TESTO SELEZIONATO:
Dunque furono per lo più i responsabili economici e politici regionali e dietro di essi, direttamente o indirettamente interessata, tutta una frazione dell'apparato dello Stato, a guadagnare la direzione di queste imprese, una volta privatizzate.

Accadde diversamente nei settori d'esportazione molto redditizi - petrolio, alluminio, nichel, etc. In questo caso ci fu un'aspra guerra tra i vari candidati, vere e proprie battaglie che opposero, talvolta armi alla mano, bande di veri gangsters che sostenevano un campo contro un altro. Ma, più che altro, ciò che fu determinante in questa zuffa generalizzata per accaparrarsi i pezzi migliori dell'economia, fu il favore di un principe, il semaforo verde dato ad uno o all'altro contendente da un Eltsin malato o dai membri della Famiglia.

I favori del potere permettevano di mettere le mani per quasi niente su delle imprese come Norilsk, numero uno mondiale del nichel, e su molte compagnie petrolifere. Erano quelle che rendevano di più, con indici altissimi e senza altro investimento che le complicità al vertice dello Stato. Grazie al programma lanciato dal governo nel 1994, chiamato "prestiti in cambio di azioni", i Gussinski, Berezovski, Potanin, Aven, Deripaska, etc., e dietro di loro gli apparati politico-amministrativi della burocrazia dello Stato che li avevano lanciati e ne rappresentavano gli interessi, finirono per impossessarsi dei settori più redditizi dell'economia.

Questo non era il risultato delle capacità individuali, come credevano certi commentatori. Berezovski non aveva edificato il suo impero come aveva fatto, un secolo prima in America, un Rokefeller, al quale alcuni non esitavano a compararlo. Rokefeller aveva guadagnato la vetta come capitano d'industria e barone della finanza in una guerra di concorrenza feroce con altri concorrenti, capitalisti essi stessi sorti da un terreno fertile dove si trovavano e si sviluppavano già una moltitudine di imprese con tanto di proprietari e azionisti. Berezovski, invece, non è per niente il prodotto di un tale processo di maturazione sociale che implica centinaia di grandi borghesi, migliaia di capitalisti con ampi mezzi e di altre centinaia di migliaia di capitalisti di piccola taglia, che non solo preesistevano all'emergere, al di là dell'Atlantico, dei Rokefeller, Morgan e altri Du Pont de Nemours, ma la cui attività era anche stata necessaria al loro emergere. In Urss, le grandi imprese, i trusts, che controllavano questo o quel settore dell'economia, non erano il prodotto dell'evoluzione organica dell'economia capitalista. Erano al contrario il prodotto di una politica volontaristica dello Stato sovietico, su basi sociali stabilite dall'espropriazione radicale della proprietà capitalista da parte della rivoluzione proletaria. Dopo la caduta dell'Urss, Berezovski e i suoi simili si contentarono di arraffare delle imprese, dei settori dell'economia dello Stato. Questo fu possibile solo perché avevano dei complici ai più alti livelli, ma soprattutto perché non erano che la punta di enormi iceberg burocratici di cui erano i rappresentanti.

COMPITI:
a: Secondo il testo sulle privatizzazioni, quale nome aveva il programma lanciato dal governo nel 1994?
b: Prosegui il testo sulle privatizzazioni a partire dall'ultima frase riportata.

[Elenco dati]
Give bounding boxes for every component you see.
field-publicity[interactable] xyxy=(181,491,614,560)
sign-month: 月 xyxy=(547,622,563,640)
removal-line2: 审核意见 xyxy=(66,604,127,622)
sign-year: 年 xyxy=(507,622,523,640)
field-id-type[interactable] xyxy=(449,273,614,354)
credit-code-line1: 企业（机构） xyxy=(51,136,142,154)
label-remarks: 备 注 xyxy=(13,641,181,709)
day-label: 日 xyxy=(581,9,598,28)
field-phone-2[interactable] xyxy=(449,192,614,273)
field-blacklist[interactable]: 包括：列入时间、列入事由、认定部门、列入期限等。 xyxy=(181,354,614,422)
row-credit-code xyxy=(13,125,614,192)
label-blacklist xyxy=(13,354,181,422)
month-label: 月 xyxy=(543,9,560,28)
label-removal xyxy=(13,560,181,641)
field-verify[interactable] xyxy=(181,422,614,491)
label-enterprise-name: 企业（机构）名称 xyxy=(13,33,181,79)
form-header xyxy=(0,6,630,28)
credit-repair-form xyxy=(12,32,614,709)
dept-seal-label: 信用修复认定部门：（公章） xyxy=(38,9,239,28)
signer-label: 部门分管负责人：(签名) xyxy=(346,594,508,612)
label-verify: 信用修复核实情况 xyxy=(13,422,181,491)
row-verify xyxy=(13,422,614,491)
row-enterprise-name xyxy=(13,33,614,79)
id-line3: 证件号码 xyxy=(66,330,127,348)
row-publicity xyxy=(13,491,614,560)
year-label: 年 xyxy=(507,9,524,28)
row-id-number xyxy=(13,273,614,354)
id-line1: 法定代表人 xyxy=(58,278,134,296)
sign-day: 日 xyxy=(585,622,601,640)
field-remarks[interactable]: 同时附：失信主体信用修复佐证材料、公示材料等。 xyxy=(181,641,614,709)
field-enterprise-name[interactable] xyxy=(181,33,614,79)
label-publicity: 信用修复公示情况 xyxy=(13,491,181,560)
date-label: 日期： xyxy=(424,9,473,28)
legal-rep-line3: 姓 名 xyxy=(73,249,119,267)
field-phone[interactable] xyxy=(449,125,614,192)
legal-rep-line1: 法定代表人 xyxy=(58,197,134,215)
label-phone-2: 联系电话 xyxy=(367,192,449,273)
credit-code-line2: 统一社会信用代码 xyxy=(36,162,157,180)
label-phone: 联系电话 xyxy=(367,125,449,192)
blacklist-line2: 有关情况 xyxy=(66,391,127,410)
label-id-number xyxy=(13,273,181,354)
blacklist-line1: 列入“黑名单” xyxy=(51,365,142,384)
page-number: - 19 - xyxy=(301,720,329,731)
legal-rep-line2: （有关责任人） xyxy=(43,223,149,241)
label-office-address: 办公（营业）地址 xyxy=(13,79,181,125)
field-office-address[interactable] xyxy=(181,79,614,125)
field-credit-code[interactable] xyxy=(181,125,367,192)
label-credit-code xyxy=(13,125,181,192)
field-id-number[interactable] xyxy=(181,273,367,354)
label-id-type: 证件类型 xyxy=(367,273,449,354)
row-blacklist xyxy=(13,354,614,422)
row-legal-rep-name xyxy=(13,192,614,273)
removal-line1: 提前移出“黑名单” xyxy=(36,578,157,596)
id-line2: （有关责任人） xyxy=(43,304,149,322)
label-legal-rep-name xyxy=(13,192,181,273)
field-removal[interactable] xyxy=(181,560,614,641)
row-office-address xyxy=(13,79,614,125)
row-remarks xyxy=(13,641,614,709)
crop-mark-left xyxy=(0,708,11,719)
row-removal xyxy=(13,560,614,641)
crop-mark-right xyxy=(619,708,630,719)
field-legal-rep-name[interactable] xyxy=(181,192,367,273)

RISPOSTE AI COMPITI:
a: Si chiamava "prestiti in cambio di azioni".

b:
TITOLARI DI FIRMA CHE DECIDONO TUTTO

A corto di soldi, negli anni '90, il governo russo chiese denaro in prestito agli stessi burocrati-affaristi a cui aveva lasciato saccheggiare le casse dello Stato. Lo Stato si impegnò a restituire loro le somme ricevute in due anni e con lauti interessi, altrimenti avrebbe ceduto loro delle imprese di sua proprietà. La scadenza giunse nel 1996, anno in cui Eltsin, che ambiva al secondo mandato, si trovò al livello più basso dei sondaggi e temeva di non essere rieletto.

I più ricchi affaristi del paese misero allora i propri giornali, i propri canali televisivi e i loro fondi al servizio della rielezione di Eltsin. In cambio egli, non solo avrebbe ceduto loro tutte le imprese che avessero voluto, ma avrebbe fatto entrare uno di loro al governo, Potanin, mentre Berezovski sarebbe entrato nel Consiglio di sicurezza. Quest'ultimo aveva iniziato ad arricchirsi rivendendo, all'estero e a prezzi occidentali, automobili acquistate nelle industrie russe a prezzi locali. Cosa che, sicuramente, non poteva esser fatta senza l'autorizzazione delle autorità. Fu anche il primo a proporre, in Russia, la vendita di automobili per sottoscrizione, intascando il denaro senza consegnare i veicoli e senza temere di essere perseguito, grazie alle sue relazioni. In società col genero di Eltsin, si accaparrò gli incassi in valuta della compagnia aerea nazionale Aeroflot. Poi mise le mani sul principale canale televisivo pubblico e acquistò per cento milioni di dollari la terza compagnia petrolifera del paese, che oggi si stima abbia un valore 150, 200 volte maggiore! Sotto Eltsin, disse in un recente reportage televisivo su quel periodo, "un responsabile dello Stato poteva decidere con una semplice firma di divenire proprietario di qualcosa". Cambiando il titolare della firma, poteva quindi cambiare il proprietario, come Berezovski e i suoi pari verificarono a loro spese.

I media non raccontano quasi più le tristi imprese dei più noti tra questi super-parvenus. Sono stati "liquidati come classe", come Putin aveva dichiarato di voler fare, parafrasando quanto disse Stalin, ai suoi tempi, riguardo alla classe dei contadini ricchi, i kulaki? Ad ogni modo, a differenza dei "baroni-ladri" americani del secolo scorso - i Morgan, Rockefeller, Ford, etc. - che fondarono e svilupparono delle imprese industriali - finanziarie, legate indissolubilmente al capitalismo dell'epoca imperialista, i magnati dell'epoca di Eltsin se non sono spariti, si sono almeno fatti più piccoli in relazione al potere politico.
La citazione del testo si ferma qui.